> [Data in this exercise]:
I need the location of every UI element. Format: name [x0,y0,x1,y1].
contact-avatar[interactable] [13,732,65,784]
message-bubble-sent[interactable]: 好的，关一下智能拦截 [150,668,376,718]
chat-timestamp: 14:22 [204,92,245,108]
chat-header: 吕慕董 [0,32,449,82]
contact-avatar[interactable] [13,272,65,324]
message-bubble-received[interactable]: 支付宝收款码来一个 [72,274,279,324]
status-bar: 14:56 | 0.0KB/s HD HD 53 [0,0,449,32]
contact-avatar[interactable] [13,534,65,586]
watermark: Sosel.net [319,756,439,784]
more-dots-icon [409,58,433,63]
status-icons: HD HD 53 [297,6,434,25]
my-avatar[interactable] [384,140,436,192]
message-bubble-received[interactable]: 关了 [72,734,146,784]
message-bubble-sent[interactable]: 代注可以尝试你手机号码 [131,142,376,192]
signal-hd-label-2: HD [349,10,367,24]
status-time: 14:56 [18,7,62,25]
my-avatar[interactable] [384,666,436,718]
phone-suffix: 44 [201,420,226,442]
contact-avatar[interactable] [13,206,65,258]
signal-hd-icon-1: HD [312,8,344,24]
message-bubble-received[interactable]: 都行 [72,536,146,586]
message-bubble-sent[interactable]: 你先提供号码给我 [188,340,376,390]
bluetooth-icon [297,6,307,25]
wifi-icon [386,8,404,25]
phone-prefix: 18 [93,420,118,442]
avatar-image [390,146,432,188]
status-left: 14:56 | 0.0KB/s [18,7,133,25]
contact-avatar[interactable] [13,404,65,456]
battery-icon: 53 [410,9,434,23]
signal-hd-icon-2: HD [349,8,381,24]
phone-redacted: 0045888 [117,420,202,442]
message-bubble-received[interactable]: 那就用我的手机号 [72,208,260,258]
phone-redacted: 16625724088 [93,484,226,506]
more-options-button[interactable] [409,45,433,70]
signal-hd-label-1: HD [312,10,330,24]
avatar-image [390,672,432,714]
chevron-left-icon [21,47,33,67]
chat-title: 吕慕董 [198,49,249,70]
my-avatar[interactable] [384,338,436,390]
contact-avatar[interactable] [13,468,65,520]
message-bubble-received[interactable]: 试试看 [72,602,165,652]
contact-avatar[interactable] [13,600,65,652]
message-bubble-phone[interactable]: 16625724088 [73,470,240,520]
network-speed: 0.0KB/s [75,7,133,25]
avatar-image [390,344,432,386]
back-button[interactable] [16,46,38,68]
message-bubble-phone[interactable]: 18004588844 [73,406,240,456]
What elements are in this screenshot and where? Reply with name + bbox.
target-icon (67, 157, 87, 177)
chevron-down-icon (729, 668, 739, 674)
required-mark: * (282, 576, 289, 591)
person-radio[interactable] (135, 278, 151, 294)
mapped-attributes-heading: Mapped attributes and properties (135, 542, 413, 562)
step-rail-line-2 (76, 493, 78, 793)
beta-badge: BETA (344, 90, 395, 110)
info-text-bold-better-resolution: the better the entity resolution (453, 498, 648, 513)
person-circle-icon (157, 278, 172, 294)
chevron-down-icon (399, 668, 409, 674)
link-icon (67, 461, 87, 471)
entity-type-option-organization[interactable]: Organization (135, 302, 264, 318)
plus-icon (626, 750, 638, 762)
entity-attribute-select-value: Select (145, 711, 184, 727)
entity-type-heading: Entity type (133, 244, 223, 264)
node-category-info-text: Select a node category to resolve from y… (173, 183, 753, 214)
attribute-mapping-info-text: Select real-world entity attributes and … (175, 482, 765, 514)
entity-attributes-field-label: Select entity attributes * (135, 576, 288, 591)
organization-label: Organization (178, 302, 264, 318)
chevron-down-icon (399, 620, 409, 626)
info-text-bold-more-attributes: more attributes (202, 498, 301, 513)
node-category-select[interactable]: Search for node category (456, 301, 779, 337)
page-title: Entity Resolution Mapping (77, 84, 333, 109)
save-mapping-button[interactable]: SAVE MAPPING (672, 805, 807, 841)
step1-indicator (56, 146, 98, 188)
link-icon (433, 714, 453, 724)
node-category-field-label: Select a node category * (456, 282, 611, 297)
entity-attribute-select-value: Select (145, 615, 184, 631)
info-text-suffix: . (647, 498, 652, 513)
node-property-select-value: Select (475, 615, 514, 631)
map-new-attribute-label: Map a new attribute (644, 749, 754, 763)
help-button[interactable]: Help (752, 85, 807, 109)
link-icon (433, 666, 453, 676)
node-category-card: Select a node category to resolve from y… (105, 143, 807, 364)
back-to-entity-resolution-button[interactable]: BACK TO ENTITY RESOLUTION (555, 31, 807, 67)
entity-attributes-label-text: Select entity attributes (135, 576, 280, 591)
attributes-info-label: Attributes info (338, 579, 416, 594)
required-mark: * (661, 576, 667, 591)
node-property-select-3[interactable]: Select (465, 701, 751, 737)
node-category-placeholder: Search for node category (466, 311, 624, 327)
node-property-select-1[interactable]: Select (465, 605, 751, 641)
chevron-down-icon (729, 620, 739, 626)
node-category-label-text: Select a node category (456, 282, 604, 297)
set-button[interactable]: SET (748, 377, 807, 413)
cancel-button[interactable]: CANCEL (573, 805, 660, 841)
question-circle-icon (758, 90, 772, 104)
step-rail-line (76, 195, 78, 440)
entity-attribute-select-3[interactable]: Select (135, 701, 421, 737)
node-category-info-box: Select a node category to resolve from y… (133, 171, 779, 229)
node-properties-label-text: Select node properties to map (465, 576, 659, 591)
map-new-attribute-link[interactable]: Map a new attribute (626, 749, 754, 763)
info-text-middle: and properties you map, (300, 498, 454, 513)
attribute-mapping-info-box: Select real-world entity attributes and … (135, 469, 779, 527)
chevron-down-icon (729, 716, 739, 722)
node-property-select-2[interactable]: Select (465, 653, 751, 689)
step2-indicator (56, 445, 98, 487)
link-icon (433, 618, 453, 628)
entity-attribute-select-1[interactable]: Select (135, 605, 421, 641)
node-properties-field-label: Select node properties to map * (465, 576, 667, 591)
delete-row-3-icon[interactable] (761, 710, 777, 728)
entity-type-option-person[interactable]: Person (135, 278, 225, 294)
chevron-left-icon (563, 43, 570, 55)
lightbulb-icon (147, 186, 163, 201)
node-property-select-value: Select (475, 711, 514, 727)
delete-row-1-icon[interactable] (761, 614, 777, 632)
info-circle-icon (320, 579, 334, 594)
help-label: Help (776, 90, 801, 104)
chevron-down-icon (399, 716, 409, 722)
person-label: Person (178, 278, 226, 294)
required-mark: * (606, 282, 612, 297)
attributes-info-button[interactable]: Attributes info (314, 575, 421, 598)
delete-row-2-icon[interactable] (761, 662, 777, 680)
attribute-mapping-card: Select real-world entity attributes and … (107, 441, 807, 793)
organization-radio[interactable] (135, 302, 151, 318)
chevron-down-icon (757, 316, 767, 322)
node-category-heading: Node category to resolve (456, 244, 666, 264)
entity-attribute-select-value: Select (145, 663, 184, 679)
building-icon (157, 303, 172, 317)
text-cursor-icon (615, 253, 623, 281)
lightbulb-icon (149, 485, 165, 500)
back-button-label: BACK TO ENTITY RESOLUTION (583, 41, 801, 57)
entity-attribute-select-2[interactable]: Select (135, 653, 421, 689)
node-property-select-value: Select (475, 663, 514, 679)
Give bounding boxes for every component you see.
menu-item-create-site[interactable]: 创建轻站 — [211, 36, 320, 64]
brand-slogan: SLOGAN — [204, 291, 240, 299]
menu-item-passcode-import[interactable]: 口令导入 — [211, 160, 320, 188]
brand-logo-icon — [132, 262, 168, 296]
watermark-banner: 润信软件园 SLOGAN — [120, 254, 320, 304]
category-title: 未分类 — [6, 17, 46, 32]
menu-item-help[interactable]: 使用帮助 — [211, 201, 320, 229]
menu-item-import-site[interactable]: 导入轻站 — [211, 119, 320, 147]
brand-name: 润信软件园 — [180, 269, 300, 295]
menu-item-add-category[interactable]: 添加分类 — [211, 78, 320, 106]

> [Exercise directions]: Starting at the first line of the data and ending with the line that contains "phone-redacted: 0045888 [117,420,202,442]", output those lines as a JSON list of strings, one string per line, with blank lines omitted.

> [Answer in full]:
[
  "I need the location of every UI element. Format: name [x0,y0,x1,y1].",
  "contact-avatar[interactable] [13,732,65,784]",
  "message-bubble-sent[interactable]: 好的，关一下智能拦截 [150,668,376,718]",
  "chat-timestamp: 14:22 [204,92,245,108]",
  "chat-header: 吕慕董 [0,32,449,82]",
  "contact-avatar[interactable] [13,272,65,324]",
  "message-bubble-received[interactable]: 支付宝收款码来一个 [72,274,279,324]",
  "status-bar: 14:56 | 0.0KB/s HD HD 53 [0,0,449,32]",
  "contact-avatar[interactable] [13,534,65,586]",
  "watermark: Sosel.net [319,756,439,784]",
  "more-dots-icon [409,58,433,63]",
  "status-icons: HD HD 53 [297,6,434,25]",
  "my-avatar[interactable] [384,140,436,192]",
  "message-bubble-received[interactable]: 关了 [72,734,146,784]",
  "message-bubble-sent[interactable]: 代注可以尝试你手机号码 [131,142,376,192]",
  "signal-hd-label-2: HD [349,10,367,24]",
  "status-time: 14:56 [18,7,62,25]",
  "my-avatar[interactable] [384,666,436,718]",
  "phone-suffix: 44 [201,420,226,442]",
  "contact-avatar[interactable] [13,206,65,258]",
  "signal-hd-icon-1: HD [312,8,344,24]",
  "message-bubble-received[interactable]: 都行 [72,536,146,586]",
  "message-bubble-sent[interactable]: 你先提供号码给我 [188,340,376,390]",
  "bluetooth-icon [297,6,307,25]",
  "wifi-icon [386,8,404,25]",
  "phone-prefix: 18 [93,420,118,442]",
  "avatar-image [390,146,432,188]",
  "status-left: 14:56 | 0.0KB/s [18,7,133,25]",
  "contact-avatar[interactable] [13,404,65,456]",
  "battery-icon: 53 [410,9,434,23]",
  "signal-hd-icon-2: HD [349,8,381,24]",
  "phone-redacted: 0045888 [117,420,202,442]"
]